**EXERCISE DATA**
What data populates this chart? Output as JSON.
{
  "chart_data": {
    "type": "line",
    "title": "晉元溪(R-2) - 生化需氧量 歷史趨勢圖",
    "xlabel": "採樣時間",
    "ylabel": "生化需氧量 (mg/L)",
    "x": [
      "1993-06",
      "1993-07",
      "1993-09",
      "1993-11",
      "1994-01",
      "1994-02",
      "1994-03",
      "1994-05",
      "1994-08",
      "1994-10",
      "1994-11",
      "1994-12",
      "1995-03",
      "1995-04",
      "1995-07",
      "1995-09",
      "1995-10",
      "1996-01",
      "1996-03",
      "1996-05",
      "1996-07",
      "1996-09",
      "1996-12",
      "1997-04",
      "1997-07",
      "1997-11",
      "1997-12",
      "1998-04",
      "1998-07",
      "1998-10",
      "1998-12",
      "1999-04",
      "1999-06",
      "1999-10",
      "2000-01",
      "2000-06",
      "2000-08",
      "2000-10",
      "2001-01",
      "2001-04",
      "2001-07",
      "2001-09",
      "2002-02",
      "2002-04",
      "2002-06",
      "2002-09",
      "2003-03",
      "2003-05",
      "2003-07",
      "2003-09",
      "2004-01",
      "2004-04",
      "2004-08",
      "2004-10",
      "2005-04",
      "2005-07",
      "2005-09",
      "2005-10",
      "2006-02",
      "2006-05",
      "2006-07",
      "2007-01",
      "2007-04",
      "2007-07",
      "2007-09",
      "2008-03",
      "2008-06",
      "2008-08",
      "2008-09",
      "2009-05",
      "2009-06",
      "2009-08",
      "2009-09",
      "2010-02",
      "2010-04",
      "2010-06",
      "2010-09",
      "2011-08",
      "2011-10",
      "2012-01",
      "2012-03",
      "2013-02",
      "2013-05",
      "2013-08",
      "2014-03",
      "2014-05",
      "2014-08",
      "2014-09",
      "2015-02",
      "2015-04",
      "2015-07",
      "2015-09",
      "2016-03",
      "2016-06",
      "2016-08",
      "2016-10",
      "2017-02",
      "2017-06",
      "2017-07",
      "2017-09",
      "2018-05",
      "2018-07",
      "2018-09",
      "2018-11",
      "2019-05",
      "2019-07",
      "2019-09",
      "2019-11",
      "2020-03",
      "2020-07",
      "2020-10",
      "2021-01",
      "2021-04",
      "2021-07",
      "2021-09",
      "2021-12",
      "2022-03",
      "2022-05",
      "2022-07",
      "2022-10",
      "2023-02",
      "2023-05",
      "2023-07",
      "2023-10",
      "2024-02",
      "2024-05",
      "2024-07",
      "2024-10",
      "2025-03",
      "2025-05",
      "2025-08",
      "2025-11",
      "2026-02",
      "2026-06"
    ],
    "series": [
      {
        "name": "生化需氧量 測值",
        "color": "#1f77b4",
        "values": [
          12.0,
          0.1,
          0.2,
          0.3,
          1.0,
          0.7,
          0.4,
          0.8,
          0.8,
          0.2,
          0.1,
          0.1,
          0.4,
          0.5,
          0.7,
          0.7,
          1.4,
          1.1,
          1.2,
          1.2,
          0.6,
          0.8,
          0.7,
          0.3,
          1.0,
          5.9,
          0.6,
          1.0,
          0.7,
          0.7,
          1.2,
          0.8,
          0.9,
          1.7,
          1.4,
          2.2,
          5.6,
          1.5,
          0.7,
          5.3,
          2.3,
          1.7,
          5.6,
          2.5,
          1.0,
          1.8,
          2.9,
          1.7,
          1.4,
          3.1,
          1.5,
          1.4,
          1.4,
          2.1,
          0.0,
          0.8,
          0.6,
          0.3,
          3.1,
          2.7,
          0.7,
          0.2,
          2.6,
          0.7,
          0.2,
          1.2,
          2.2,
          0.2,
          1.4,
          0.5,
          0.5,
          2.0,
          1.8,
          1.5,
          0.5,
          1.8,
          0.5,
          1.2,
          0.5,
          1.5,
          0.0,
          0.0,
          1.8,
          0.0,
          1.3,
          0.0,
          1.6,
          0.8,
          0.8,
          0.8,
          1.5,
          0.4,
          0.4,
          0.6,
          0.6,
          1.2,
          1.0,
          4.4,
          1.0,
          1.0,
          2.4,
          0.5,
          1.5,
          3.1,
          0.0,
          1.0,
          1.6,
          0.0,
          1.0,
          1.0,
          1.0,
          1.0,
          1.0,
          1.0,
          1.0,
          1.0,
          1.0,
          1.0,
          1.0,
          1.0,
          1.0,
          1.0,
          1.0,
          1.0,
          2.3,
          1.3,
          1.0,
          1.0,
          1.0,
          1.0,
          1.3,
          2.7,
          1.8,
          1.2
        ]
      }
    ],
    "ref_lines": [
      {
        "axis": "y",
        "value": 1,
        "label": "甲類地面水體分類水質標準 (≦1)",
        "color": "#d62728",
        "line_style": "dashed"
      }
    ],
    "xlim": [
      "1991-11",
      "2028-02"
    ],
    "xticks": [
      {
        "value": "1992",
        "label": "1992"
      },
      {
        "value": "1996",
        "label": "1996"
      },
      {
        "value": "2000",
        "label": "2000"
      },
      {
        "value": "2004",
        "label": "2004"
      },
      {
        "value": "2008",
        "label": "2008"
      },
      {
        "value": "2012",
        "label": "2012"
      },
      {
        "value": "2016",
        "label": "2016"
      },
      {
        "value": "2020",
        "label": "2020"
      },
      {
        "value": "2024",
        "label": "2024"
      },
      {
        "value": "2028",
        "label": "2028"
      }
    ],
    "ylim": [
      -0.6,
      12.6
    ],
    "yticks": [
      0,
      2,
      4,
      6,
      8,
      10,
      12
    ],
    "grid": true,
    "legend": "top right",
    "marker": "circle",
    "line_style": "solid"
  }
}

**GOAL**
Reproduce the whole listing word for word.

**EXERCISE SOLUTION**
What data populates this chart? Output as JSON.
{
  "chart_data": {
    "type": "line",
    "title": "晉元溪(R-2) - 生化需氧量 歷史趨勢圖",
    "xlabel": "採樣時間",
    "ylabel": "生化需氧量 (mg/L)",
    "x": [
      "1993-06",
      "1993-07",
      "1993-09",
      "1993-11",
      "1994-01",
      "1994-02",
      "1994-03",
      "1994-05",
      "1994-08",
      "1994-10",
      "1994-11",
      "1994-12",
      "1995-03",
      "1995-04",
      "1995-07",
      "1995-09",
      "1995-10",
      "1996-01",
      "1996-03",
      "1996-05",
      "1996-07",
      "1996-09",
      "1996-12",
      "1997-04",
      "1997-07",
      "1997-11",
      "1997-12",
      "1998-04",
      "1998-07",
      "1998-10",
      "1998-12",
      "1999-04",
      "1999-06",
      "1999-10",
      "2000-01",
      "2000-06",
      "2000-08",
      "2000-10",
      "2001-01",
      "2001-04",
      "2001-07",
      "2001-09",
      "2002-02",
      "2002-04",
      "2002-06",
      "2002-09",
      "2003-03",
      "2003-05",
      "2003-07",
      "2003-09",
      "2004-01",
      "2004-04",
      "2004-08",
      "2004-10",
      "2005-04",
      "2005-07",
      "2005-09",
      "2005-10",
      "2006-02",
      "2006-05",
      "2006-07",
      "2007-01",
      "2007-04",
      "2007-07",
      "2007-09",
      "2008-03",
      "2008-06",
      "2008-08",
      "2008-09",
      "2009-05",
      "2009-06",
      "2009-08",
      "2009-09",
      "2010-02",
      "2010-04",
      "2010-06",
      "2010-09",
      "2011-08",
      "2011-10",
      "2012-01",
      "2012-03",
      "2013-02",
      "2013-05",
      "2013-08",
      "2014-03",
      "2014-05",
      "2014-08",
      "2014-09",
      "2015-02",
      "2015-04",
      "2015-07",
      "2015-09",
      "2016-03",
      "2016-06",
      "2016-08",
      "2016-10",
      "2017-02",
      "2017-06",
      "2017-07",
      "2017-09",
      "2018-05",
      "2018-07",
      "2018-09",
      "2018-11",
      "2019-05",
      "2019-07",
      "2019-09",
      "2019-11",
      "2020-03",
      "2020-07",
      "2020-10",
      "2021-01",
      "2021-04",
      "2021-07",
      "2021-09",
      "2021-12",
      "2022-03",
      "2022-05",
      "2022-07",
      "2022-10",
      "2023-02",
      "2023-05",
      "2023-07",
      "2023-10",
      "2024-02",
      "2024-05",
      "2024-07",
      "2024-10",
      "2025-03",
      "2025-05",
      "2025-08",
      "2025-11",
      "2026-02",
      "2026-06"
    ],
    "series": [
      {
        "name": "生化需氧量 測值",
        "color": "#1f77b4",
        "values": [
          12.0,
          0.1,
          0.2,
          0.3,
          1.0,
          0.7,
          0.4,
          0.8,
          0.8,
          0.2,
          0.1,
          0.1,
          0.4,
          0.5,
          0.7,
          0.7,
          1.4,
          1.1,
          1.2,
          1.2,
          0.6,
          0.8,
          0.7,
          0.3,
          1.0,
          5.9,
          0.6,
          1.0,
          0.7,
          0.7,
          1.2,
          0.8,
          0.9,
          1.7,
          1.4,
          2.2,
          5.6,
          1.5,
          0.7,
          5.3,
          2.3,
          1.7,
          5.6,
          2.5,
          1.0,
          1.8,
          2.9,
          1.7,
          1.4,
          3.1,
          1.5,
          1.4,
          1.4,
          2.1,
          0.0,
          0.8,
          0.6,
          0.3,
          3.1,
          2.7,
          0.7,
          0.2,
          2.6,
          0.7,
          0.2,
          1.2,
          2.2,
          0.2,
          1.4,
          0.5,
          0.5,
          2.0,
          1.8,
          1.5,
          0.5,
          1.8,
          0.5,
          1.2,
          0.5,
          1.5,
          0.0,
          0.0,
          1.8,
          0.0,
          1.3,
          0.0,
          1.6,
          0.8,
          0.8,
          0.8,
          1.5,
          0.4,
          0.4,
          0.6,
          0.6,
          1.2,
          1.0,
          4.4,
          1.0,
          1.0,
          2.4,
          0.5,
          1.5,
          3.1,
          0.0,
          1.0,
          1.6,
          0.0,
          1.0,
          1.0,
          1.0,
          1.0,
          1.0,
          1.0,
          1.0,
          1.0,
          1.0,
          1.0,
          1.0,
          1.0,
          1.0,
          1.0,
          1.0,
          1.0,
          2.3,
          1.3,
          1.0,
          1.0,
          1.0,
          1.0,
          1.3,
          2.7,
          1.8,
          1.2
        ]
      }
    ],
    "ref_lines": [
      {
        "axis": "y",
        "value": 1,
        "label": "甲類地面水體分類水質標準 (≦1)",
        "color": "#d62728",
        "line_style": "dashed"
      }
    ],
    "xlim": [
      "1991-11",
      "2028-02"
    ],
    "xticks": [
      {
        "value": "1992",
        "label": "1992"
      },
      {
        "value": "1996",
        "label": "1996"
      },
      {
        "value": "2000",
        "label": "2000"
      },
      {
        "value": "2004",
        "label": "2004"
      },
      {
        "value": "2008",
        "label": "2008"
      },
      {
        "value": "2012",
        "label": "2012"
      },
      {
        "value": "2016",
        "label": "2016"
      },
      {
        "value": "2020",
        "label": "2020"
      },
      {
        "value": "2024",
        "label": "2024"
      },
      {
        "value": "2028",
        "label": "2028"
      }
    ],
    "ylim": [
      -0.6,
      12.6
    ],
    "yticks": [
      0,
      2,
      4,
      6,
      8,
      10,
      12
    ],
    "grid": true,
    "legend": "top right",
    "marker": "circle",
    "line_style": "solid"
  }
}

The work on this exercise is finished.